::: Dataset excerpts :::
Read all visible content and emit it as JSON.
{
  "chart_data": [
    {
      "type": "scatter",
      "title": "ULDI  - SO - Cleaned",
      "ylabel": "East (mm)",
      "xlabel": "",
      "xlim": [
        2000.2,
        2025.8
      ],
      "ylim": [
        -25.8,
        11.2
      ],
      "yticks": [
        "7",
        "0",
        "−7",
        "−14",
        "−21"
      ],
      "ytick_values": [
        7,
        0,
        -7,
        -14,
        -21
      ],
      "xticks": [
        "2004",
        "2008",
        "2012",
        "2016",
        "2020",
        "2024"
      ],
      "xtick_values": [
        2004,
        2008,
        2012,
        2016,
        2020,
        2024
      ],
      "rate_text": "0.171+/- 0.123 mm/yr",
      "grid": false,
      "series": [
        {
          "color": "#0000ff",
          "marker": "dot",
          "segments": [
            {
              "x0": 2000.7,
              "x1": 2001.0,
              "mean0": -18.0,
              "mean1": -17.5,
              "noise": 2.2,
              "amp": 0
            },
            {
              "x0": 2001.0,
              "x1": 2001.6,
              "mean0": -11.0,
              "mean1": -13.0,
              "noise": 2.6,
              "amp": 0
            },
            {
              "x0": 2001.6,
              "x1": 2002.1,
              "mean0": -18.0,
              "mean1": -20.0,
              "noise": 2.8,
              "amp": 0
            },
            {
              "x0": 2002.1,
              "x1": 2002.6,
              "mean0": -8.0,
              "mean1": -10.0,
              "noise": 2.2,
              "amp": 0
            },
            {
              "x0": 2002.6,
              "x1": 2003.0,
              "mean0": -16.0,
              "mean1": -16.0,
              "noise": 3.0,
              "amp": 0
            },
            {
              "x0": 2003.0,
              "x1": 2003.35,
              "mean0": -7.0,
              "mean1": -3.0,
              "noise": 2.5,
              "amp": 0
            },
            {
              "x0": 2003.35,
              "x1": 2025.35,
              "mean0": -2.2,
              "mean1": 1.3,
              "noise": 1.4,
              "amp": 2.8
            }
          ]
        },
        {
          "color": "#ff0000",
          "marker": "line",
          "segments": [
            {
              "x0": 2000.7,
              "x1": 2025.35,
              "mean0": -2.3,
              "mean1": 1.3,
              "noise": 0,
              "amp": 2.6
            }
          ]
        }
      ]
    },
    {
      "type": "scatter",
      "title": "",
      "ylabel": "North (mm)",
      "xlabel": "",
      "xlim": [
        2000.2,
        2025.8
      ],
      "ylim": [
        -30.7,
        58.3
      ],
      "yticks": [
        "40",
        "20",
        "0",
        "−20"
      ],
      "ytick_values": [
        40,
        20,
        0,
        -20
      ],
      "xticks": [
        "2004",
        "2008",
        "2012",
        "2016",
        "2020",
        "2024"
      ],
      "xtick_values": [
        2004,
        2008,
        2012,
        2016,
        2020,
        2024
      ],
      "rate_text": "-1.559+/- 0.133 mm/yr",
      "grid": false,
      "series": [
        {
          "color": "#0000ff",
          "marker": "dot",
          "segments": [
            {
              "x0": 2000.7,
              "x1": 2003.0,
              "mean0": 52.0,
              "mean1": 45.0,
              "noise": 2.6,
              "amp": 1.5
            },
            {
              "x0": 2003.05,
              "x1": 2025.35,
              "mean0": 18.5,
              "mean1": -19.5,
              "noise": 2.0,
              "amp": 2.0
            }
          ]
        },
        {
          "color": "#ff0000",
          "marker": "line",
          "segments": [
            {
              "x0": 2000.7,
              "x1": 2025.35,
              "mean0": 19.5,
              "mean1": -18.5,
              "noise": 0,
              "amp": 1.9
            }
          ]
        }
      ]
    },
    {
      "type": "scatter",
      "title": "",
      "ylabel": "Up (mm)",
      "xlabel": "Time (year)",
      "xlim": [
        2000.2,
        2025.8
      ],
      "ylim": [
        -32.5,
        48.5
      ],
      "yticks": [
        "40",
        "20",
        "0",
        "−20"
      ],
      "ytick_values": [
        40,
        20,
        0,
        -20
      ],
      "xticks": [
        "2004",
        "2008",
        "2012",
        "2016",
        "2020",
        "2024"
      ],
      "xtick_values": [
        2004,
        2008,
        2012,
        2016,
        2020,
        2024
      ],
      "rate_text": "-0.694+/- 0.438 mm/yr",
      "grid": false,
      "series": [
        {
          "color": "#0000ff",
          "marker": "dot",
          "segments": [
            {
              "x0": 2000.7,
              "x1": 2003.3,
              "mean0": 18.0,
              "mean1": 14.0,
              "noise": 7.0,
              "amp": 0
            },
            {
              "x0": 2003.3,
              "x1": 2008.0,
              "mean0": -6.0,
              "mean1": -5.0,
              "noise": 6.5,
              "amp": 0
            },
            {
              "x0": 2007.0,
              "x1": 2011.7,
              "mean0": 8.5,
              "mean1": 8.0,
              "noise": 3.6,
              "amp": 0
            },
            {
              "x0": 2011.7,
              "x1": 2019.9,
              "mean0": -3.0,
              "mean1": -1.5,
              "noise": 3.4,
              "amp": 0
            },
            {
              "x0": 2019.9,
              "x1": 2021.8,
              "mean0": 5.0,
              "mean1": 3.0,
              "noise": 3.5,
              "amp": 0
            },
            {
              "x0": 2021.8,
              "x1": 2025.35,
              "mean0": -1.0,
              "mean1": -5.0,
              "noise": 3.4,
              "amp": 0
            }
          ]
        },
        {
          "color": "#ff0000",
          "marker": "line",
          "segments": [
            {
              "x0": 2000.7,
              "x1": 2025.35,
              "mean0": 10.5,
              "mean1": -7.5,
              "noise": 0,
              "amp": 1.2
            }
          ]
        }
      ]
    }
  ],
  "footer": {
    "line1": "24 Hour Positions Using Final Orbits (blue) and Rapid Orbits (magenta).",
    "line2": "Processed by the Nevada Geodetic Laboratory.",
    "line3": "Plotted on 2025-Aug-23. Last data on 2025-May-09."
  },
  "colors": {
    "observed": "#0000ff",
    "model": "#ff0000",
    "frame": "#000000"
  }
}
:::
**What needs to be done:**
Reproduce the complete data exactly as presented above.

**Solution for this problem:**
Read all visible content and emit it as JSON.
{
  "chart_data": [
    {
      "type": "scatter",
      "title": "ULDI  - SO - Cleaned",
      "ylabel": "East (mm)",
      "xlabel": "",
      "xlim": [
        2000.2,
        2025.8
      ],
      "ylim": [
        -25.8,
        11.2
      ],
      "yticks": [
        "7",
        "0",
        "−7",
        "−14",
        "−21"
      ],
      "ytick_values": [
        7,
        0,
        -7,
        -14,
        -21
      ],
      "xticks": [
        "2004",
        "2008",
        "2012",
        "2016",
        "2020",
        "2024"
      ],
      "xtick_values": [
        2004,
        2008,
        2012,
        2016,
        2020,
        2024
      ],
      "rate_text": "0.171+/- 0.123 mm/yr",
      "grid": false,
      "series": [
        {
          "color": "#0000ff",
          "marker": "dot",
          "segments": [
            {
              "x0": 2000.7,
              "x1": 2001.0,
              "mean0": -18.0,
              "mean1": -17.5,
              "noise": 2.2,
              "amp": 0
            },
            {
              "x0": 2001.0,
              "x1": 2001.6,
              "mean0": -11.0,
              "mean1": -13.0,
              "noise": 2.6,
              "amp": 0
            },
            {
              "x0": 2001.6,
              "x1": 2002.1,
              "mean0": -18.0,
              "mean1": -20.0,
              "noise": 2.8,
              "amp": 0
            },
            {
              "x0": 2002.1,
              "x1": 2002.6,
              "mean0": -8.0,
              "mean1": -10.0,
              "noise": 2.2,
              "amp": 0
            },
            {
              "x0": 2002.6,
              "x1": 2003.0,
              "mean0": -16.0,
              "mean1": -16.0,
              "noise": 3.0,
              "amp": 0
            },
            {
              "x0": 2003.0,
              "x1": 2003.35,
              "mean0": -7.0,
              "mean1": -3.0,
              "noise": 2.5,
              "amp": 0
            },
            {
              "x0": 2003.35,
              "x1": 2025.35,
              "mean0": -2.2,
              "mean1": 1.3,
              "noise": 1.4,
              "amp": 2.8
            }
          ]
        },
        {
          "color": "#ff0000",
          "marker": "line",
          "segments": [
            {
              "x0": 2000.7,
              "x1": 2025.35,
              "mean0": -2.3,
              "mean1": 1.3,
              "noise": 0,
              "amp": 2.6
            }
          ]
        }
      ]
    },
    {
      "type": "scatter",
      "title": "",
      "ylabel": "North (mm)",
      "xlabel": "",
      "xlim": [
        2000.2,
        2025.8
      ],
      "ylim": [
        -30.7,
        58.3
      ],
      "yticks": [
        "40",
        "20",
        "0",
        "−20"
      ],
      "ytick_values": [
        40,
        20,
        0,
        -20
      ],
      "xticks": [
        "2004",
        "2008",
        "2012",
        "2016",
        "2020",
        "2024"
      ],
      "xtick_values": [
        2004,
        2008,
        2012,
        2016,
        2020,
        2024
      ],
      "rate_text": "-1.559+/- 0.133 mm/yr",
      "grid": false,
      "series": [
        {
          "color": "#0000ff",
          "marker": "dot",
          "segments": [
            {
              "x0": 2000.7,
              "x1": 2003.0,
              "mean0": 52.0,
              "mean1": 45.0,
              "noise": 2.6,
              "amp": 1.5
            },
            {
              "x0": 2003.05,
              "x1": 2025.35,
              "mean0": 18.5,
              "mean1": -19.5,
              "noise": 2.0,
              "amp": 2.0
            }
          ]
        },
        {
          "color": "#ff0000",
          "marker": "line",
          "segments": [
            {
              "x0": 2000.7,
              "x1": 2025.35,
              "mean0": 19.5,
              "mean1": -18.5,
              "noise": 0,
              "amp": 1.9
            }
          ]
        }
      ]
    },
    {
      "type": "scatter",
      "title": "",
      "ylabel": "Up (mm)",
      "xlabel": "Time (year)",
      "xlim": [
        2000.2,
        2025.8
      ],
      "ylim": [
        -32.5,
        48.5
      ],
      "yticks": [
        "40",
        "20",
        "0",
        "−20"
      ],
      "ytick_values": [
        40,
        20,
        0,
        -20
      ],
      "xticks": [
        "2004",
        "2008",
        "2012",
        "2016",
        "2020",
        "2024"
      ],
      "xtick_values": [
        2004,
        2008,
        2012,
        2016,
        2020,
        2024
      ],
      "rate_text": "-0.694+/- 0.438 mm/yr",
      "grid": false,
      "series": [
        {
          "color": "#0000ff",
          "marker": "dot",
          "segments": [
            {
              "x0": 2000.7,
              "x1": 2003.3,
              "mean0": 18.0,
              "mean1": 14.0,
              "noise": 7.0,
              "amp": 0
            },
            {
              "x0": 2003.3,
              "x1": 2008.0,
              "mean0": -6.0,
              "mean1": -5.0,
              "noise": 6.5,
              "amp": 0
            },
            {
              "x0": 2007.0,
              "x1": 2011.7,
              "mean0": 8.5,
              "mean1": 8.0,
              "noise": 3.6,
              "amp": 0
            },
            {
              "x0": 2011.7,
              "x1": 2019.9,
              "mean0": -3.0,
              "mean1": -1.5,
              "noise": 3.4,
              "amp": 0
            },
            {
              "x0": 2019.9,
              "x1": 2021.8,
              "mean0": 5.0,
              "mean1": 3.0,
              "noise": 3.5,
              "amp": 0
            },
            {
              "x0": 2021.8,
              "x1": 2025.35,
              "mean0": -1.0,
              "mean1": -5.0,
              "noise": 3.4,
              "amp": 0
            }
          ]
        },
        {
          "color": "#ff0000",
          "marker": "line",
          "segments": [
            {
              "x0": 2000.7,
              "x1": 2025.35,
              "mean0": 10.5,
              "mean1": -7.5,
              "noise": 0,
              "amp": 1.2
            }
          ]
        }
      ]
    }
  ],
  "footer": {
    "line1": "24 Hour Positions Using Final Orbits (blue) and Rapid Orbits (magenta).",
    "line2": "Processed by the Nevada Geodetic Laboratory.",
    "line3": "Plotted on 2025-Aug-23. Last data on 2025-May-09."
  },
  "colors": {
    "observed": "#0000ff",
    "model": "#ff0000",
    "frame": "#000000"
  }
}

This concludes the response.